| Task statement |
The listing must be reproduced in full, exactly as it stands.

** start Material provided **

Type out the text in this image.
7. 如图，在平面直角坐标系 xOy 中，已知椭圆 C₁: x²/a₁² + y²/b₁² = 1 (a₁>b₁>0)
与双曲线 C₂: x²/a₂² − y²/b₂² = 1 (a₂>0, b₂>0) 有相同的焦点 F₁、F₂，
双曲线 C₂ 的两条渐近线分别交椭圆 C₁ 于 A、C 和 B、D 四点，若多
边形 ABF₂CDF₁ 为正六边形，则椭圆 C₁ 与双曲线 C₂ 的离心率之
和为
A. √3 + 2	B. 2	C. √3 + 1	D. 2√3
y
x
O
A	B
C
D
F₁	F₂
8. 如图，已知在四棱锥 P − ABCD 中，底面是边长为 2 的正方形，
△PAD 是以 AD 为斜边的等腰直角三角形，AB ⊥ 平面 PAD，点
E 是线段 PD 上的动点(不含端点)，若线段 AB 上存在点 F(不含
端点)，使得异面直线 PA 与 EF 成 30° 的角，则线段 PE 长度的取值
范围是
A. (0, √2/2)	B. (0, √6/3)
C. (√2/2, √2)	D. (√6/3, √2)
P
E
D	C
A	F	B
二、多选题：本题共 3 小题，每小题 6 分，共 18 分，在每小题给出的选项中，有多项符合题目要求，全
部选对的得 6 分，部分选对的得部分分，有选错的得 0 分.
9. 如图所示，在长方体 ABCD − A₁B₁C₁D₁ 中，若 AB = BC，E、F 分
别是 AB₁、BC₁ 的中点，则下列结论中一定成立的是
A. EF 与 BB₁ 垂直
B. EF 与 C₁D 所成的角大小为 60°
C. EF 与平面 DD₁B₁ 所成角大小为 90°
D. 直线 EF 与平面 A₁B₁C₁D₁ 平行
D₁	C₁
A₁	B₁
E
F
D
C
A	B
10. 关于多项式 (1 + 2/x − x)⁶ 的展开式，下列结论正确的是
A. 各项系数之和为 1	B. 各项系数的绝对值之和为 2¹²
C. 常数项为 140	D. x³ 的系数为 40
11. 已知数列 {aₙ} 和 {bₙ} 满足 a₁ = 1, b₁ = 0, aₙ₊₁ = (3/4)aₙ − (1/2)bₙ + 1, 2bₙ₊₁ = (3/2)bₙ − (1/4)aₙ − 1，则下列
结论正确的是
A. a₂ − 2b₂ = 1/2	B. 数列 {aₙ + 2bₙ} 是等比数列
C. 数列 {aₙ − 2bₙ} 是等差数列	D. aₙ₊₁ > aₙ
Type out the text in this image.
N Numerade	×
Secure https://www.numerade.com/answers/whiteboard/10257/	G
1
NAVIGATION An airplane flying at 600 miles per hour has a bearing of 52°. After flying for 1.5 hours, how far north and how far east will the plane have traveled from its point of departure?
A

** end Material provided **

| Solution |
Type out the text in this image.
7. 如图，在平面直角坐标系 xOy 中，已知椭圆 C₁: x²/a₁² + y²/b₁² = 1 (a₁>b₁>0)
与双曲线 C₂: x²/a₂² − y²/b₂² = 1 (a₂>0, b₂>0) 有相同的焦点 F₁、F₂，
双曲线 C₂ 的两条渐近线分别交椭圆 C₁ 于 A、C 和 B、D 四点，若多
边形 ABF₂CDF₁ 为正六边形，则椭圆 C₁ 与双曲线 C₂ 的离心率之
和为
A. √3 + 2	B. 2	C. √3 + 1	D. 2√3
y
x
O
A	B
C
D
F₁	F₂
8. 如图，已知在四棱锥 P − ABCD 中，底面是边长为 2 的正方形，
△PAD 是以 AD 为斜边的等腰直角三角形，AB ⊥ 平面 PAD，点
E 是线段 PD 上的动点(不含端点)，若线段 AB 上存在点 F(不含
端点)，使得异面直线 PA 与 EF 成 30° 的角，则线段 PE 长度的取值
范围是
A. (0, √2/2)	B. (0, √6/3)
C. (√2/2, √2)	D. (√6/3, √2)
P
E
D	C
A	F	B
二、多选题：本题共 3 小题，每小题 6 分，共 18 分，在每小题给出的选项中，有多项符合题目要求，全
部选对的得 6 分，部分选对的得部分分，有选错的得 0 分.
9. 如图所示，在长方体 ABCD − A₁B₁C₁D₁ 中，若 AB = BC，E、F 分
别是 AB₁、BC₁ 的中点，则下列结论中一定成立的是
A. EF 与 BB₁ 垂直
B. EF 与 C₁D 所成的角大小为 60°
C. EF 与平面 DD₁B₁ 所成角大小为 90°
D. 直线 EF 与平面 A₁B₁C₁D₁ 平行
D₁	C₁
A₁	B₁
E
F
D
C
A	B
10. 关于多项式 (1 + 2/x − x)⁶ 的展开式，下列结论正确的是
A. 各项系数之和为 1	B. 各项系数的绝对值之和为 2¹²
C. 常数项为 140	D. x³ 的系数为 40
11. 已知数列 {aₙ} 和 {bₙ} 满足 a₁ = 1, b₁ = 0, aₙ₊₁ = (3/4)aₙ − (1/2)bₙ + 1, 2bₙ₊₁ = (3/2)bₙ − (1/4)aₙ − 1，则下列
结论正确的是
A. a₂ − 2b₂ = 1/2	B. 数列 {aₙ + 2bₙ} 是等比数列
C. 数列 {aₙ − 2bₙ} 是等差数列	D. aₙ₊₁ > aₙ
Type out the text in this image.
N Numerade	×
Secure https://www.numerade.com/answers/whiteboard/10257/	G
1
NAVIGATION An airplane flying at 600 miles per hour has a bearing of 52°. After flying for 1.5 hours, how far north and how far east will the plane have traveled from its point of departure?
A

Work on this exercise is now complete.